▼
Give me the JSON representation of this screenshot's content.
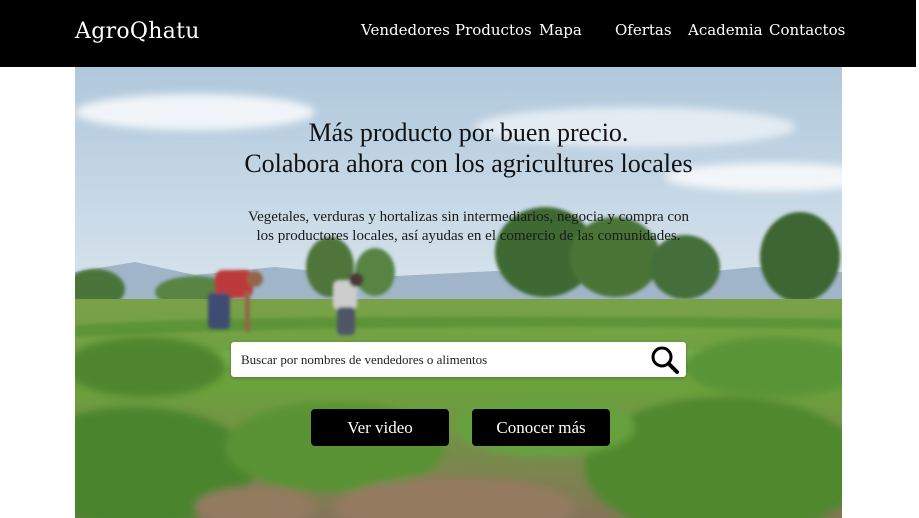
{
  "navbar": {
    "brand": "AgroQhatu",
    "items": [
      {
        "label": "Vendedores"
      },
      {
        "label": "Productos"
      },
      {
        "label": "Mapa"
      },
      {
        "label": "Ofertas"
      },
      {
        "label": "Academia"
      },
      {
        "label": "Contactos"
      }
    ]
  },
  "hero": {
    "headline_line1": "Más producto por buen precio.",
    "headline_line2": "Colabora ahora con los agricultures locales",
    "subtext_line1": "Vegetales, verduras y hortalizas sin intermediarios, negocia y compra con",
    "subtext_line2": "los productores locales, así ayudas en el comercio de las comunidades.",
    "search": {
      "placeholder": "Buscar por nombres de vendedores o alimentos",
      "icon": "search-icon"
    },
    "buttons": {
      "video_label": "Ver video",
      "more_label": "Conocer más"
    }
  },
  "colors": {
    "navbar_bg": "#000000",
    "button_bg": "#000000",
    "text_light": "#ffffff",
    "text_dark": "#111111"
  }
}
▲
From the records given above, reproduce all text exactly and exclude each picture.

Give me the JSON representation of this screenshot's content.
{
  "navbar": {
    "brand": "AgroQhatu",
    "items": [
      {
        "label": "Vendedores"
      },
      {
        "label": "Productos"
      },
      {
        "label": "Mapa"
      },
      {
        "label": "Ofertas"
      },
      {
        "label": "Academia"
      },
      {
        "label": "Contactos"
      }
    ]
  },
  "hero": {
    "headline_line1": "Más producto por buen precio.",
    "headline_line2": "Colabora ahora con los agricultures locales",
    "subtext_line1": "Vegetales, verduras y hortalizas sin intermediarios, negocia y compra con",
    "subtext_line2": "los productores locales, así ayudas en el comercio de las comunidades.",
    "search": {
      "placeholder": "Buscar por nombres de vendedores o alimentos",
      "icon": "search-icon"
    },
    "buttons": {
      "video_label": "Ver video",
      "more_label": "Conocer más"
    }
  },
  "colors": {
    "navbar_bg": "#000000",
    "button_bg": "#000000",
    "text_light": "#ffffff",
    "text_dark": "#111111"
  }
}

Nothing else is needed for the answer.